● WHAT YOU HAVE TO DO: From the entries below, list each line with "this".

•••••

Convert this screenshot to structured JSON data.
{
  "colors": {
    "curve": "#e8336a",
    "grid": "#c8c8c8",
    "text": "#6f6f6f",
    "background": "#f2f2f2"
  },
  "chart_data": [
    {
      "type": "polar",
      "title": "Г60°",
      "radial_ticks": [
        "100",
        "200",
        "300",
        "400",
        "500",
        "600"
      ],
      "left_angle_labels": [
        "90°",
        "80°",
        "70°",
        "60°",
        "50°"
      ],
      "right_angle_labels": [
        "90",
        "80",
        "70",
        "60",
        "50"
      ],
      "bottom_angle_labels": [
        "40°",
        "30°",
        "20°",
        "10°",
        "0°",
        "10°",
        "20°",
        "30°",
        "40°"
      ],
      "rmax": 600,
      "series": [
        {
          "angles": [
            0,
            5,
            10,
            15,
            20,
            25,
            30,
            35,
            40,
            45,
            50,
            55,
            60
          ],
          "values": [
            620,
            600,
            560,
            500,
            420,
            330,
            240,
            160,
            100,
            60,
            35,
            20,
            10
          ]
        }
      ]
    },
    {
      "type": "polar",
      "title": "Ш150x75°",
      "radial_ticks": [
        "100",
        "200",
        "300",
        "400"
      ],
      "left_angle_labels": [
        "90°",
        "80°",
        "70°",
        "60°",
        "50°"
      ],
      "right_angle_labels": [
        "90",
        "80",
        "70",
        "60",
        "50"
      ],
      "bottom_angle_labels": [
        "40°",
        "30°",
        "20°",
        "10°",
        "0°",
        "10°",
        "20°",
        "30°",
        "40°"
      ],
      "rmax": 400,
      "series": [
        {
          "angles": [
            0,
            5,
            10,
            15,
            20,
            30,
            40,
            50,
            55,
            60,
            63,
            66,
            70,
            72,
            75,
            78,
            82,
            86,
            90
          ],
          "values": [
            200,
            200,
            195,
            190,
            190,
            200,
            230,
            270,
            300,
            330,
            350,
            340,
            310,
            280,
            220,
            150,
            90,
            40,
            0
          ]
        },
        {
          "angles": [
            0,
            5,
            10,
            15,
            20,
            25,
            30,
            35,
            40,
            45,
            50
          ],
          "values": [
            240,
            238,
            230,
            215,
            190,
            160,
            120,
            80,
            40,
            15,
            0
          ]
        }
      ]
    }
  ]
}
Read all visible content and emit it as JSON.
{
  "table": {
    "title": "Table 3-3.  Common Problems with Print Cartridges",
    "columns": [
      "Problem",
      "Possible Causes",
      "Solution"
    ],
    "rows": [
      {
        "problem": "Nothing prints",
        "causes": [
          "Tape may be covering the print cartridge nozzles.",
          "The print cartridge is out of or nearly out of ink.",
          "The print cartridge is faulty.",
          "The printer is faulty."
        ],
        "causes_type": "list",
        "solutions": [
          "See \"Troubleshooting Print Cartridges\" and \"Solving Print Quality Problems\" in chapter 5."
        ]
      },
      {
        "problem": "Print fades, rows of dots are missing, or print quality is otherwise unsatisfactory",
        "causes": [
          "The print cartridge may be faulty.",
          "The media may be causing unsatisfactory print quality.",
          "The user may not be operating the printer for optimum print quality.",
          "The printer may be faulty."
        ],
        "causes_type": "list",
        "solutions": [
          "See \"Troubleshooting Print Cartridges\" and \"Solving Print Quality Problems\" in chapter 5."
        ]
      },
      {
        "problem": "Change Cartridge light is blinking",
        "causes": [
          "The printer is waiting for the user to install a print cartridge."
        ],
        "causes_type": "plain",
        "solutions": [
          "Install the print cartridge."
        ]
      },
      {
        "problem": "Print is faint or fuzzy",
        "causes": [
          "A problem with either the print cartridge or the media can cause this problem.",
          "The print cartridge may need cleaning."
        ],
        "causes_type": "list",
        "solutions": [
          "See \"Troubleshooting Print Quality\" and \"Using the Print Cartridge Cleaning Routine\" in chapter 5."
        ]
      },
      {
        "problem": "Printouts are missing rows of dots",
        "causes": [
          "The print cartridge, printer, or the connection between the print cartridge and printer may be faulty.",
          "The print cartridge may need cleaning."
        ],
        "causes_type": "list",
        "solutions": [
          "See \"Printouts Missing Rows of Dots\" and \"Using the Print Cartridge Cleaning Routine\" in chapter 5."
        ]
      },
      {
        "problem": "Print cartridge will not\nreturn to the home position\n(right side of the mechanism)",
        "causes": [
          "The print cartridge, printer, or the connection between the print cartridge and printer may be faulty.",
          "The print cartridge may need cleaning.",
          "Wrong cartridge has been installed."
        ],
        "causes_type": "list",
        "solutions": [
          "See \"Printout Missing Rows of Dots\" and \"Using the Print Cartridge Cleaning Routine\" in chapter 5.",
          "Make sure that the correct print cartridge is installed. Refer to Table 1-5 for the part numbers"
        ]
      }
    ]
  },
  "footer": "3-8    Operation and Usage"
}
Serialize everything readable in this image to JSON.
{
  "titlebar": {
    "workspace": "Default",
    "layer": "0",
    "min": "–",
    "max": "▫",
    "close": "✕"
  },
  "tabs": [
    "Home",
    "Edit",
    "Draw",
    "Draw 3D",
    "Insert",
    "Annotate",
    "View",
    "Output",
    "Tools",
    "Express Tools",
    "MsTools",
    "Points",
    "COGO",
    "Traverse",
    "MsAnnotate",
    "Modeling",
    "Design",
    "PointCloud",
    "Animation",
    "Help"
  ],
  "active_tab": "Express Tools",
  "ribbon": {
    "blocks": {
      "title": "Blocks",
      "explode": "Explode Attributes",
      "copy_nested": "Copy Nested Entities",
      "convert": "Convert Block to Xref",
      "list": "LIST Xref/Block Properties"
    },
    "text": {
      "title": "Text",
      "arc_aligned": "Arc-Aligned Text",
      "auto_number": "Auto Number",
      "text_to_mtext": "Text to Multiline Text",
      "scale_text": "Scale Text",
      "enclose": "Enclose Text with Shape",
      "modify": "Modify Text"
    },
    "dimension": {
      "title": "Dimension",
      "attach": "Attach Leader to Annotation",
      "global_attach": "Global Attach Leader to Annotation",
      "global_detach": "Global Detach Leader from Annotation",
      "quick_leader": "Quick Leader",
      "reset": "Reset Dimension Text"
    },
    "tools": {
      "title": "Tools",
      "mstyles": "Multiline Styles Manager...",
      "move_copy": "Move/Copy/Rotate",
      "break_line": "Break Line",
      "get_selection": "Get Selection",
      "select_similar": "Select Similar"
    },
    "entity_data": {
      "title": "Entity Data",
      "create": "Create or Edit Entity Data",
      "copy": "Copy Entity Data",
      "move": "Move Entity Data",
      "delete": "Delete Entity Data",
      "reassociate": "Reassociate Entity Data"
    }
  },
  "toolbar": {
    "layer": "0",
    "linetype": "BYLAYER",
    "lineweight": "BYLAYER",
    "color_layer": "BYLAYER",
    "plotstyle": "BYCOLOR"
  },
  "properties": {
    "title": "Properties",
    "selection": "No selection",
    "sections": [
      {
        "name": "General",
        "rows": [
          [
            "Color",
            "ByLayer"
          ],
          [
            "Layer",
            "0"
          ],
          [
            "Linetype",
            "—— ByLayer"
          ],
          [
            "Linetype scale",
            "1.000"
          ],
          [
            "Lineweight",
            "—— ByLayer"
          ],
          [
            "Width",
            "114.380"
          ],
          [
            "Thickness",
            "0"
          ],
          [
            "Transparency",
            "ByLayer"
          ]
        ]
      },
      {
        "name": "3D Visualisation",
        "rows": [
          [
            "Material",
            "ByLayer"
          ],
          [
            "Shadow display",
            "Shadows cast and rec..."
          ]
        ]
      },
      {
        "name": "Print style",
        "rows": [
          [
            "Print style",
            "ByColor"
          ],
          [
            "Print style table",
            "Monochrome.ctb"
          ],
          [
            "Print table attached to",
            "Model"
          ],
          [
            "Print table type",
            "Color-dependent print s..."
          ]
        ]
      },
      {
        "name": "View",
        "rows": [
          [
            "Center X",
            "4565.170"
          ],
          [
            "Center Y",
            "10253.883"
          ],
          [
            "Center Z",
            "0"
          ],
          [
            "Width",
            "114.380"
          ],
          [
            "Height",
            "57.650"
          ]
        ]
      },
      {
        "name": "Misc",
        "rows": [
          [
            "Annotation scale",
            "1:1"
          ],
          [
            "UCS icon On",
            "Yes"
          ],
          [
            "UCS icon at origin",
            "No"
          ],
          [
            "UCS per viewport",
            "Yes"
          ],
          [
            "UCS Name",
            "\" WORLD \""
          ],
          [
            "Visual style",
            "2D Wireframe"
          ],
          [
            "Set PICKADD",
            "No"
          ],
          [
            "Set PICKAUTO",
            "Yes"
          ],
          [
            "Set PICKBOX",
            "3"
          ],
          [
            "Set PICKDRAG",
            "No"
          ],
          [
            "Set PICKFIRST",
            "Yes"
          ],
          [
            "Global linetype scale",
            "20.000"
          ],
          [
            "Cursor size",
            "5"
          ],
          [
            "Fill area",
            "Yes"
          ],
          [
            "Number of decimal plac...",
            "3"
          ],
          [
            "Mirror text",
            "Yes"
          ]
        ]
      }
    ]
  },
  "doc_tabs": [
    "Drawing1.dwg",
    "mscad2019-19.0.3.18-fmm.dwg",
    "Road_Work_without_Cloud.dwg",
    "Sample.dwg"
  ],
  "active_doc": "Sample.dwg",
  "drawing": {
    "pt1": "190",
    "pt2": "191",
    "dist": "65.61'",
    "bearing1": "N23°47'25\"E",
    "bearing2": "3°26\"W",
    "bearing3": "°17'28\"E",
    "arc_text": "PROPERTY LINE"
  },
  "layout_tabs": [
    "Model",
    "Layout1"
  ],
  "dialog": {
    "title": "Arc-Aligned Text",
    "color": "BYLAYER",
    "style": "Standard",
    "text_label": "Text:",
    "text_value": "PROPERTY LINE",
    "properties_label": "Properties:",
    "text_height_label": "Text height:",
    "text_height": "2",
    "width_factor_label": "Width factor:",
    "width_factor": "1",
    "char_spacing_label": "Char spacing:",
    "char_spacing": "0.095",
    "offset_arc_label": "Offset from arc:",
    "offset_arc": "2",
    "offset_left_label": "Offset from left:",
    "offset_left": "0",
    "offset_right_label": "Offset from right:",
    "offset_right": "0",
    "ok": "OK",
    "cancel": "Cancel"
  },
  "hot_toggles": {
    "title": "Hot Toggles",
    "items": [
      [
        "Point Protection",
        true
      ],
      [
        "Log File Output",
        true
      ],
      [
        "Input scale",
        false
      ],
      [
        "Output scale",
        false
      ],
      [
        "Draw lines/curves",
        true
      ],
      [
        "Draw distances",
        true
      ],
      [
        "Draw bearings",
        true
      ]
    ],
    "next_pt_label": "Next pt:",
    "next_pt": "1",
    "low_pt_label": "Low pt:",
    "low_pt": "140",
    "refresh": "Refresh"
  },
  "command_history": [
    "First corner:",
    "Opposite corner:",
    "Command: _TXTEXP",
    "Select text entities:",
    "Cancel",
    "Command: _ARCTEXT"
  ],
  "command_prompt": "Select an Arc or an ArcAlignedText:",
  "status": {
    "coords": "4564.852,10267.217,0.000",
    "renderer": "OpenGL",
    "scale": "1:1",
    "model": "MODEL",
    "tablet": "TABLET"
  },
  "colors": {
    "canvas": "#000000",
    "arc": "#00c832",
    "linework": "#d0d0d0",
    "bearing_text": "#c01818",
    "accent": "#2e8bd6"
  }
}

•••••

● THE REPLY:
Convert this screenshot to structured JSON data.
          "A problem with either the print cartridge or the media can cause this problem.",
Serialize everything readable in this image to JSON.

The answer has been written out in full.